%%
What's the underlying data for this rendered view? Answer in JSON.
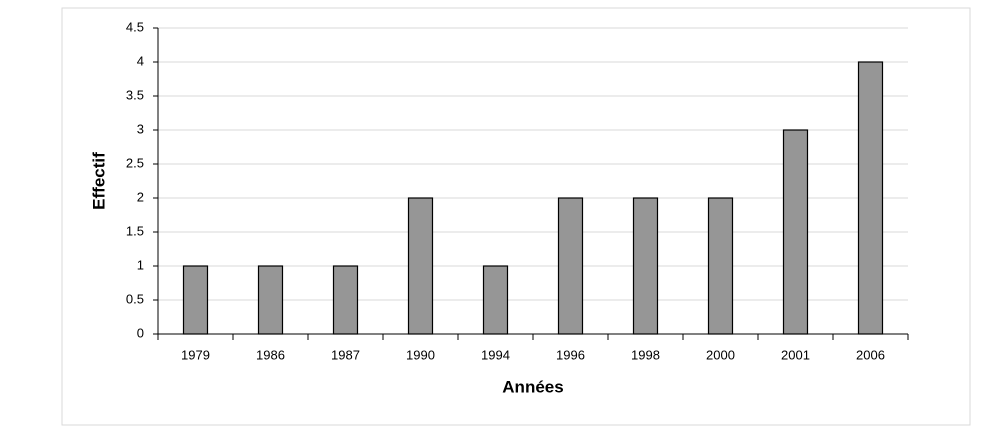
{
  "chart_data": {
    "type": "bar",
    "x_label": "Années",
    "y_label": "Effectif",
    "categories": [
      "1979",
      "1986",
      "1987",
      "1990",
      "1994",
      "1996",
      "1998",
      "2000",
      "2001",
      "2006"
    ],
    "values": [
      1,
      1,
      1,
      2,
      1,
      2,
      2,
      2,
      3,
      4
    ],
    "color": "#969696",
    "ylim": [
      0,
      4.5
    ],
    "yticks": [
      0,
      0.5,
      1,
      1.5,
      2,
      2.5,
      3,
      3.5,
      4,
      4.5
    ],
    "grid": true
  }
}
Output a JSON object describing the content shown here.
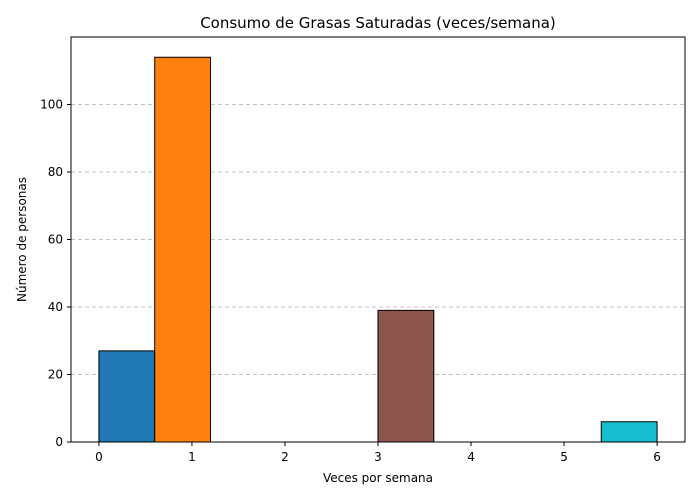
%%
%%
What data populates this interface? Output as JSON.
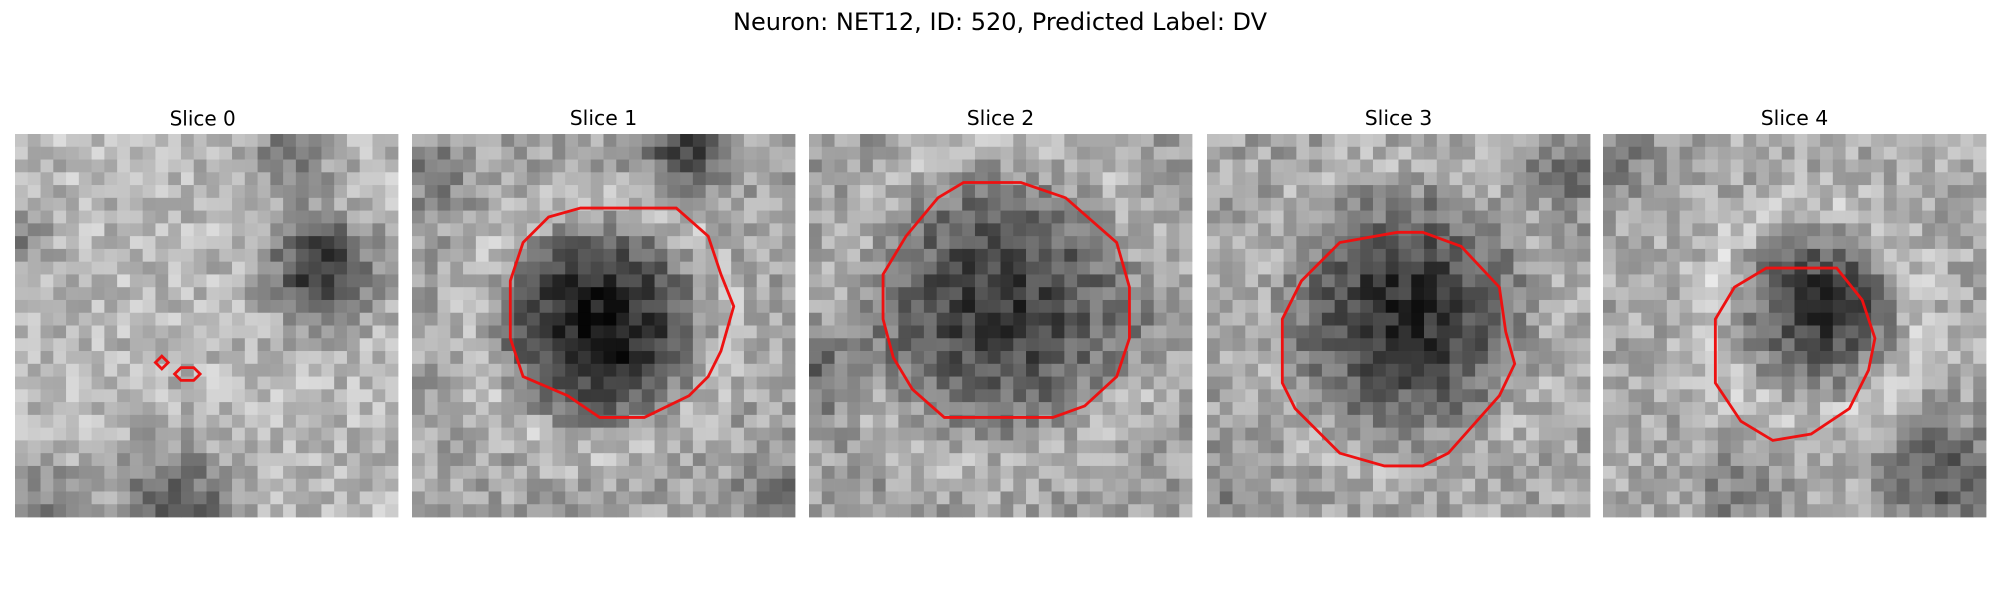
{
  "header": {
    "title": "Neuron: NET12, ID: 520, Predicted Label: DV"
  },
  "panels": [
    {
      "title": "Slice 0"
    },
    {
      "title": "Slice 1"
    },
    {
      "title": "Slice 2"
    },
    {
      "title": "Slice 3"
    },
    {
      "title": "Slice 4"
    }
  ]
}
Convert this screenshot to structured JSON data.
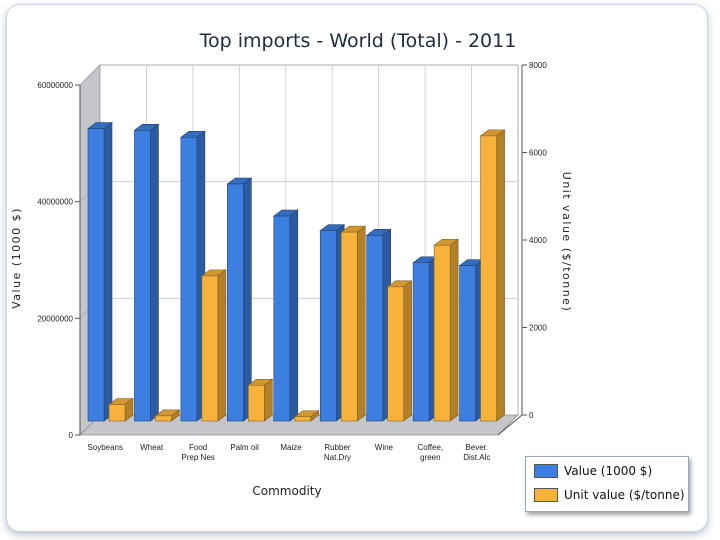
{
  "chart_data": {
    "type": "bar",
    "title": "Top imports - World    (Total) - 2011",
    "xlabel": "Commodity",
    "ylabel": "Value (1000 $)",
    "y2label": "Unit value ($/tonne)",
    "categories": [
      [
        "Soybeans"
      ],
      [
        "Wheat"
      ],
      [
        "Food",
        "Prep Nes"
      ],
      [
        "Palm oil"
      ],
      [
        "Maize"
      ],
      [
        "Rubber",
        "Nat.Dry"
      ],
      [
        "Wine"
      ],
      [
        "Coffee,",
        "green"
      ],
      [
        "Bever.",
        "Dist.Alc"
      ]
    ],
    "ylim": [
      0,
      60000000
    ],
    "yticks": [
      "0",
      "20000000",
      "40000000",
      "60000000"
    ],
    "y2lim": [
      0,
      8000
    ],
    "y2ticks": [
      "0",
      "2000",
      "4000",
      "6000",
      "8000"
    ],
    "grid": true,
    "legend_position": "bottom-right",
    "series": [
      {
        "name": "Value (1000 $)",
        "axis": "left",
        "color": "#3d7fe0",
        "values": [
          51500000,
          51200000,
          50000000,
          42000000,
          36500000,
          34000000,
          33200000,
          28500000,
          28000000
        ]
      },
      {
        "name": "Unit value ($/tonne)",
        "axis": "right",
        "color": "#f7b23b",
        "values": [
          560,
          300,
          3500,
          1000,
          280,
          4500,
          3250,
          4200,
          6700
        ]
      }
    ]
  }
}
%%
%%
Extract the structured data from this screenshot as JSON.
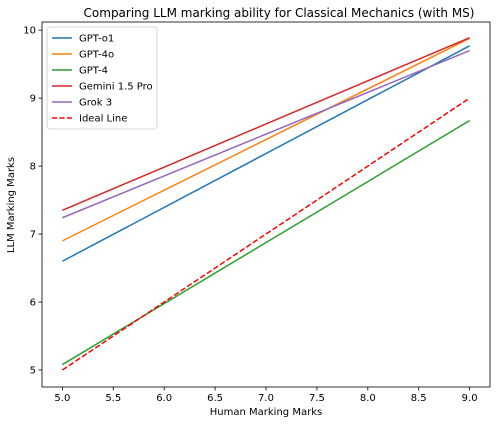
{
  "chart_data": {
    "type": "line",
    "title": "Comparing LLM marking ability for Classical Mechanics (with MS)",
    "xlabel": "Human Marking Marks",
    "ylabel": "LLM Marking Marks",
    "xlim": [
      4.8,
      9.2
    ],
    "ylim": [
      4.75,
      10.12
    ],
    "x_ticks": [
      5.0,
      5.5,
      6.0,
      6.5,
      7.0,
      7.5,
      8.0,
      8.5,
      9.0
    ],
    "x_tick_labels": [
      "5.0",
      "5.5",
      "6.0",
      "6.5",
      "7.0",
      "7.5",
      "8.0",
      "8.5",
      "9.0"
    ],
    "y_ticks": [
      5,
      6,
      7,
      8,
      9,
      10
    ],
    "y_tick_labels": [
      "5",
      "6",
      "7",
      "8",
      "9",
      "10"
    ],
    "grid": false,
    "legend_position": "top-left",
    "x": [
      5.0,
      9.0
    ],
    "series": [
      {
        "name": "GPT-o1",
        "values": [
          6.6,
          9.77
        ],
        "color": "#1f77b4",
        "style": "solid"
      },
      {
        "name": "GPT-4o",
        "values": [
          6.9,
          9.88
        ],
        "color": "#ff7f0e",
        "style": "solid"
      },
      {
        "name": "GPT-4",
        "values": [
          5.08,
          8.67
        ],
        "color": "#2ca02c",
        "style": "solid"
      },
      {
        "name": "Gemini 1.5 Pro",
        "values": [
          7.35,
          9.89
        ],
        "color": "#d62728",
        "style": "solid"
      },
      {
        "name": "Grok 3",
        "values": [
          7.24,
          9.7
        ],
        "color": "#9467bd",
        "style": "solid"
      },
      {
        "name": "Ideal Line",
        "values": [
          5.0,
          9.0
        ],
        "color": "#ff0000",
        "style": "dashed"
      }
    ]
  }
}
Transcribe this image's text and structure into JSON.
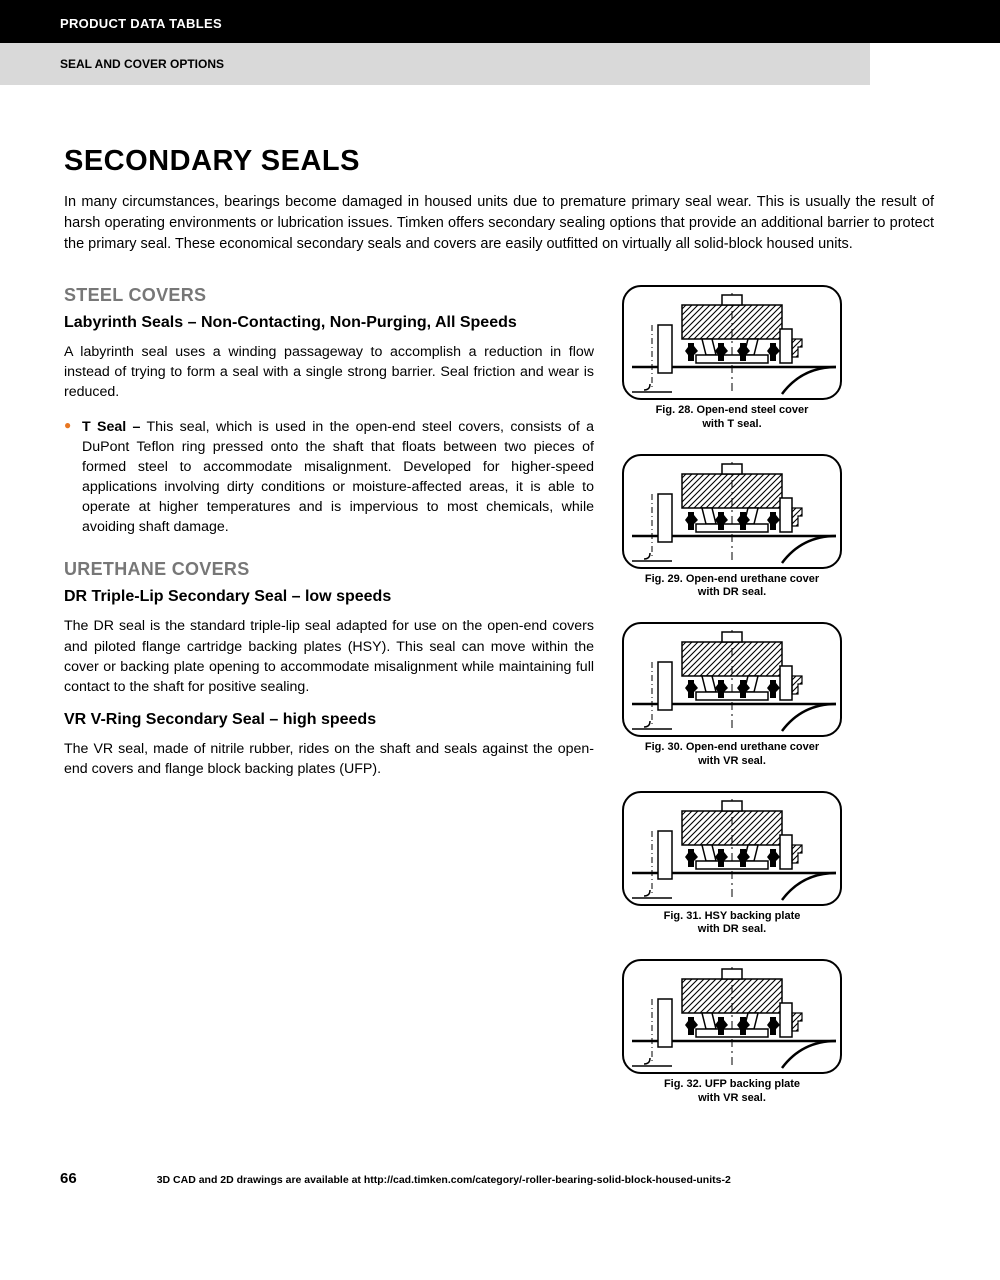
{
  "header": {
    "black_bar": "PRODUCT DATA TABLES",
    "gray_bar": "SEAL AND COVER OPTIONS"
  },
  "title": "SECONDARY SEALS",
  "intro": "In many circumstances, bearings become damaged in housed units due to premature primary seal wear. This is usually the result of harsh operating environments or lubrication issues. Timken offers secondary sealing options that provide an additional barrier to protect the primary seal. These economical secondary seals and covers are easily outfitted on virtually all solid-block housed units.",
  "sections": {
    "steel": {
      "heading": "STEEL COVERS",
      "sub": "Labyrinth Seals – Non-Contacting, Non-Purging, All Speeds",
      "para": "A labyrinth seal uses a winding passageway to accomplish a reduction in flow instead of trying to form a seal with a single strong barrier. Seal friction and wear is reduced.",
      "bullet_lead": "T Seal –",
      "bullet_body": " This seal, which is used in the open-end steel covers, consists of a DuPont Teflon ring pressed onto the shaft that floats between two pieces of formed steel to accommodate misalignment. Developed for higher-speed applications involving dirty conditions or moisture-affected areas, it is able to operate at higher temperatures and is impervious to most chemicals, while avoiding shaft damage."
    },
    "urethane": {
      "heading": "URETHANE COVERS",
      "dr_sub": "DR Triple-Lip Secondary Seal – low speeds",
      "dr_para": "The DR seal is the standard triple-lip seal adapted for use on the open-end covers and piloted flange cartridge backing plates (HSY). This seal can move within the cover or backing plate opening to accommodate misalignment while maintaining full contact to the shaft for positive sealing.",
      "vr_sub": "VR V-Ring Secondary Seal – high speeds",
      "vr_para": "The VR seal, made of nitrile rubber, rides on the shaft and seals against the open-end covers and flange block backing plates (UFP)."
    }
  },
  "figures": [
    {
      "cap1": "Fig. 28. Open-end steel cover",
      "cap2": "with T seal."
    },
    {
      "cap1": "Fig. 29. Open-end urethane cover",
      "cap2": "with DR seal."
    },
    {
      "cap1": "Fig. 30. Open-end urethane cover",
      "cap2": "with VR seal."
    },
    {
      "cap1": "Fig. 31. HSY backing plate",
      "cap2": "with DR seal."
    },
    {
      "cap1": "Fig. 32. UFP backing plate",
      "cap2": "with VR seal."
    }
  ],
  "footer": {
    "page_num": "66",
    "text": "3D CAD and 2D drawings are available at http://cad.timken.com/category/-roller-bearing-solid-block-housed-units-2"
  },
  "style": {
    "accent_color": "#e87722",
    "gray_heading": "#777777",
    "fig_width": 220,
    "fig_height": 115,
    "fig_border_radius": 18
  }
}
%%
SHORT PROBLEM:
Copy exactly, and copy only, the lines from the one with "What's the underlying" to the one with "Output a JSON", ends included. Pictures are not part of the copy.

IN RESPONSE:
What's the underlying data for this rendered view? Answer in JSON.
{
  "chart_data": {
    "type": "bar",
    "x_label": "Années",
    "y_label": "Effectif",
    "categories": [
      "1979",
      "1986",
      "1987",
      "1990",
      "1994",
      "1996",
      "1998",
      "2000",
      "2001",
      "2006"
    ],
    "values": [
      1,
      1,
      1,
      2,
      1,
      2,
      2,
      2,
      3,
      4
    ],
    "color": "#969696",
    "ylim": [
      0,
      4.5
    ],
    "yticks": [
      0,
      0.5,
      1,
      1.5,
      2,
      2.5,
      3,
      3.5,
      4,
      4.5
    ],
    "grid": true
  }
}
Output a JSON object describing the content shown here.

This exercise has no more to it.